◆ DATA PROVIDED
•••
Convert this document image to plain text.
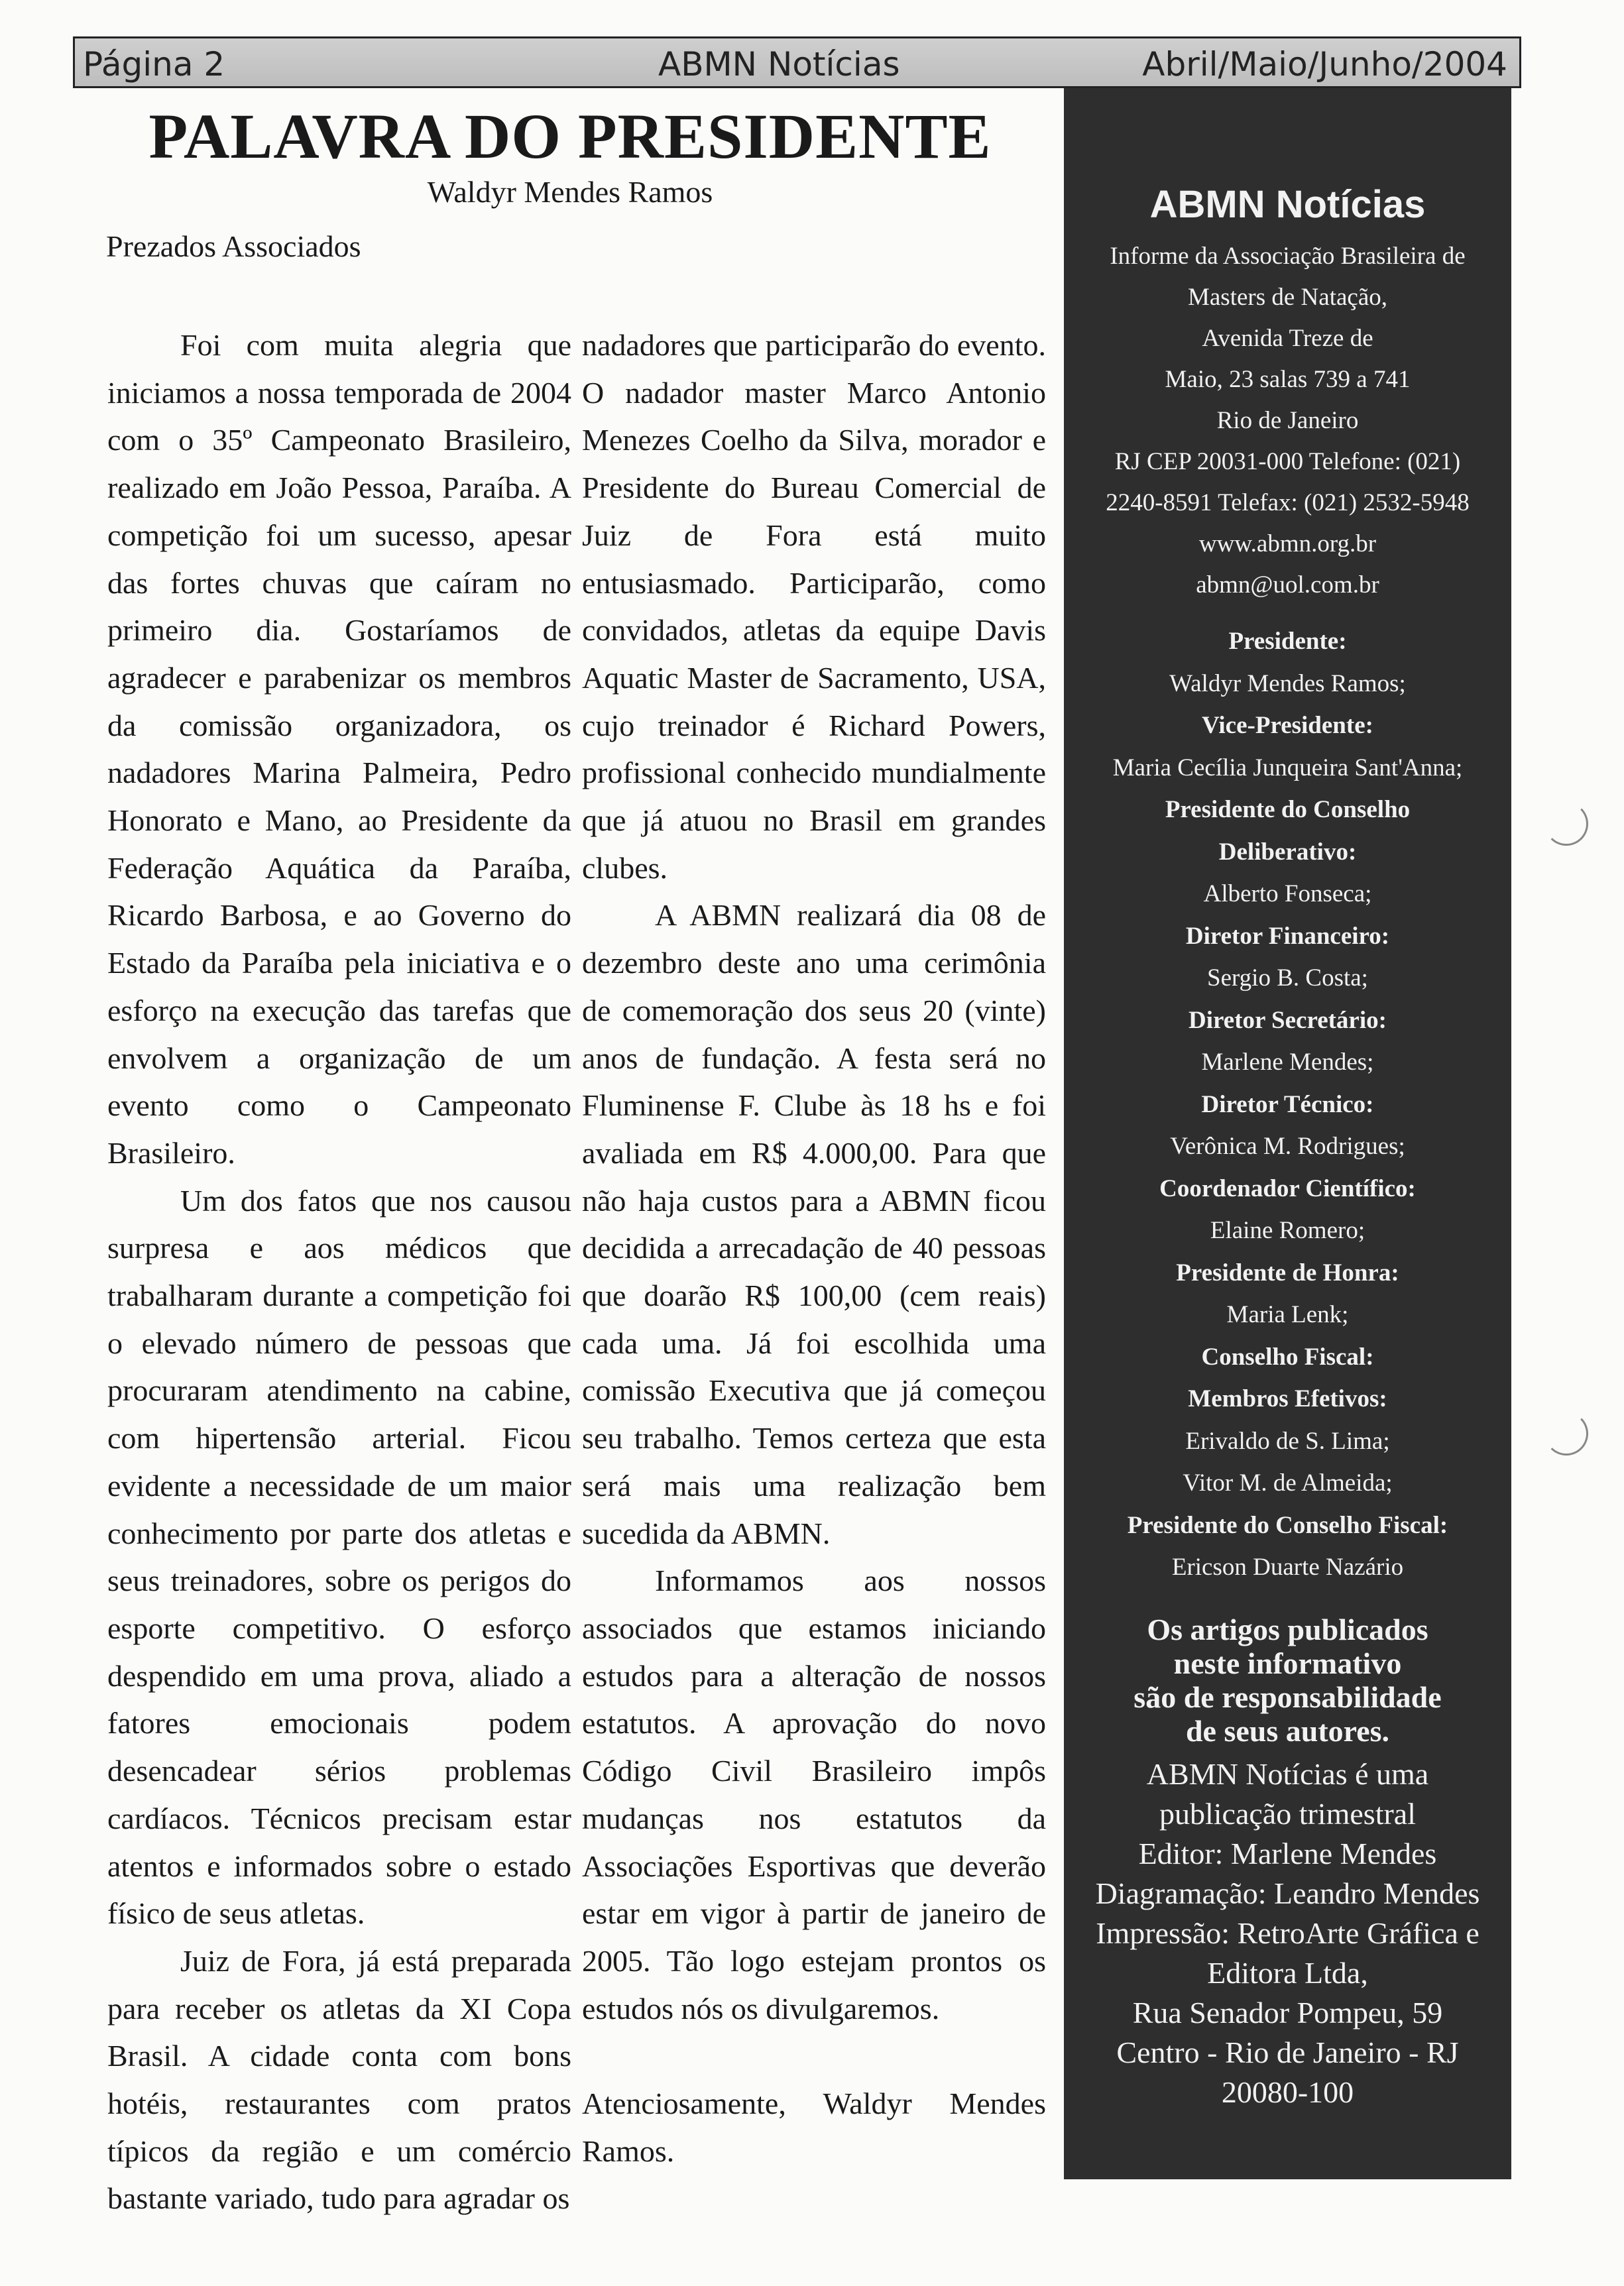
Página 2	ABMN Notícias	Abril/Maio/Junho/2004
PALAVRA DO PRESIDENTE
Waldyr Mendes Ramos
Prezados Associados

Foi com muita alegria que iniciamos a nossa temporada de 2004 com o 35º Campeonato Brasileiro, realizado em João Pessoa, Paraíba. A competição foi um sucesso, apesar das fortes chuvas que caíram no primeiro dia. Gostaríamos de agradecer e parabenizar os membros da comissão organizadora, os nadadores Marina Palmeira, Pedro Honorato e Mano, ao Presidente da Federação Aquática da Paraíba, Ricardo Barbosa, e ao Governo do Estado da Paraíba pela iniciativa e o esforço na execução das tarefas que envolvem a organização de um evento como o Campeonato Brasileiro.

Um dos fatos que nos causou surpresa e aos médicos que trabalharam durante a competição foi o elevado número de pessoas que procuraram atendimento na cabine, com hipertensão arterial. Ficou evidente a necessidade de um maior conhecimento por parte dos atletas e seus treinadores, sobre os perigos do esporte competitivo. O esforço despendido em uma prova, aliado a fatores emocionais podem desencadear sérios problemas cardíacos. Técnicos precisam estar atentos e informados sobre o estado físico de seus atletas.

Juiz de Fora, já está preparada para receber os atletas da XI Copa Brasil. A cidade conta com bons hotéis, restaurantes com pratos típicos da região e um comércio bastante variado, tudo para agradar os

nadadores que participarão do evento. O nadador master Marco Antonio Menezes Coelho da Silva, morador e Presidente do Bureau Comercial de Juiz de Fora está muito entusiasmado. Participarão, como convidados, atletas da equipe Davis Aquatic Master de Sacramento, USA, cujo treinador é Richard Powers, profissional conhecido mundialmente que já atuou no Brasil em grandes clubes.

A ABMN realizará dia 08 de dezembro deste ano uma cerimônia de comemoração dos seus 20 (vinte) anos de fundação. A festa será no Fluminense F. Clube às 18 hs e foi avaliada em R$ 4.000,00. Para que não haja custos para a ABMN ficou decidida a arrecadação de 40 pessoas que doarão R$ 100,00 (cem reais) cada uma. Já foi escolhida uma comissão Executiva que já começou seu trabalho. Temos certeza que esta será mais uma realização bem sucedida da ABMN.

Informamos aos nossos associados que estamos iniciando estudos para a alteração de nossos estatutos. A aprovação do novo Código Civil Brasileiro impôs mudanças nos estatutos da Associações Esportivas que deverão estar em vigor à partir de janeiro de 2005. Tão logo estejam prontos os estudos nós os divulgaremos.

Atenciosamente, Waldyr Mendes Ramos.

ABMN Notícias
Informe da Associação Brasileira de
Masters de Natação,
Avenida Treze de
Maio, 23 salas 739 a 741
Rio de Janeiro
RJ CEP 20031-000 Telefone: (021)
2240-8591 Telefax: (021) 2532-5948
www.abmn.org.br
abmn@uol.com.br
Presidente:
Waldyr Mendes Ramos;
Vice-Presidente:
Maria Cecília Junqueira Sant'Anna;
Presidente do Conselho
Deliberativo:
Alberto Fonseca;
Diretor Financeiro:
Sergio B. Costa;
Diretor Secretário:
Marlene Mendes;
Diretor Técnico:
Verônica M. Rodrigues;
Coordenador Científico:
Elaine Romero;
Presidente de Honra:
Maria Lenk;
Conselho Fiscal:
Membros Efetivos:
Erivaldo de S. Lima;
Vitor M. de Almeida;
Presidente do Conselho Fiscal:
Ericson Duarte Nazário
Os artigos publicados
neste informativo
são de responsabilidade
de seus autores.
ABMN Notícias é uma
publicação trimestral
Editor: Marlene Mendes
Diagramação: Leandro Mendes
Impressão: RetroArte Gráfica e
Editora Ltda,
Rua Senador Pompeu, 59
Centro - Rio de Janeiro - RJ
20080-100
•••
◆ WORK INSTRUCTIONS
Copy each line in full and exactly, omitting any picture.

◆ TASK OUTPUT
Convert this document image to plain text.
Página 2	ABMN Notícias	Abril/Maio/Junho/2004
PALAVRA DO PRESIDENTE
Waldyr Mendes Ramos
Prezados Associados

Foi com muita alegria que iniciamos a nossa temporada de 2004 com o 35º Campeonato Brasileiro, realizado em João Pessoa, Paraíba. A competição foi um sucesso, apesar das fortes chuvas que caíram no primeiro dia. Gostaríamos de agradecer e parabenizar os membros da comissão organizadora, os nadadores Marina Palmeira, Pedro Honorato e Mano, ao Presidente da Federação Aquática da Paraíba, Ricardo Barbosa, e ao Governo do Estado da Paraíba pela iniciativa e o esforço na execução das tarefas que envolvem a organização de um evento como o Campeonato Brasileiro.

Um dos fatos que nos causou surpresa e aos médicos que trabalharam durante a competição foi o elevado número de pessoas que procuraram atendimento na cabine, com hipertensão arterial. Ficou evidente a necessidade de um maior conhecimento por parte dos atletas e seus treinadores, sobre os perigos do esporte competitivo. O esforço despendido em uma prova, aliado a fatores emocionais podem desencadear sérios problemas cardíacos. Técnicos precisam estar atentos e informados sobre o estado físico de seus atletas.

Juiz de Fora, já está preparada para receber os atletas da XI Copa Brasil. A cidade conta com bons hotéis, restaurantes com pratos típicos da região e um comércio bastante variado, tudo para agradar os

nadadores que participarão do evento. O nadador master Marco Antonio Menezes Coelho da Silva, morador e Presidente do Bureau Comercial de Juiz de Fora está muito entusiasmado. Participarão, como convidados, atletas da equipe Davis Aquatic Master de Sacramento, USA, cujo treinador é Richard Powers, profissional conhecido mundialmente que já atuou no Brasil em grandes clubes.

A ABMN realizará dia 08 de dezembro deste ano uma cerimônia de comemoração dos seus 20 (vinte) anos de fundação. A festa será no Fluminense F. Clube às 18 hs e foi avaliada em R$ 4.000,00. Para que não haja custos para a ABMN ficou decidida a arrecadação de 40 pessoas que doarão R$ 100,00 (cem reais) cada uma. Já foi escolhida uma comissão Executiva que já começou seu trabalho. Temos certeza que esta será mais uma realização bem sucedida da ABMN.

Informamos aos nossos associados que estamos iniciando estudos para a alteração de nossos estatutos. A aprovação do novo Código Civil Brasileiro impôs mudanças nos estatutos da Associações Esportivas que deverão estar em vigor à partir de janeiro de 2005. Tão logo estejam prontos os estudos nós os divulgaremos.

Atenciosamente, Waldyr Mendes Ramos.

ABMN Notícias
Informe da Associação Brasileira de
Masters de Natação,
Avenida Treze de
Maio, 23 salas 739 a 741
Rio de Janeiro
RJ CEP 20031-000 Telefone: (021)
2240-8591 Telefax: (021) 2532-5948
www.abmn.org.br
abmn@uol.com.br
Presidente:
Waldyr Mendes Ramos;
Vice-Presidente:
Maria Cecília Junqueira Sant'Anna;
Presidente do Conselho
Deliberativo:
Alberto Fonseca;
Diretor Financeiro:
Sergio B. Costa;
Diretor Secretário:
Marlene Mendes;
Diretor Técnico:
Verônica M. Rodrigues;
Coordenador Científico:
Elaine Romero;
Presidente de Honra:
Maria Lenk;
Conselho Fiscal:
Membros Efetivos:
Erivaldo de S. Lima;
Vitor M. de Almeida;
Presidente do Conselho Fiscal:
Ericson Duarte Nazário
Os artigos publicados
neste informativo
são de responsabilidade
de seus autores.
ABMN Notícias é uma
publicação trimestral
Editor: Marlene Mendes
Diagramação: Leandro Mendes
Impressão: RetroArte Gráfica e
Editora Ltda,
Rua Senador Pompeu, 59
Centro - Rio de Janeiro - RJ
20080-100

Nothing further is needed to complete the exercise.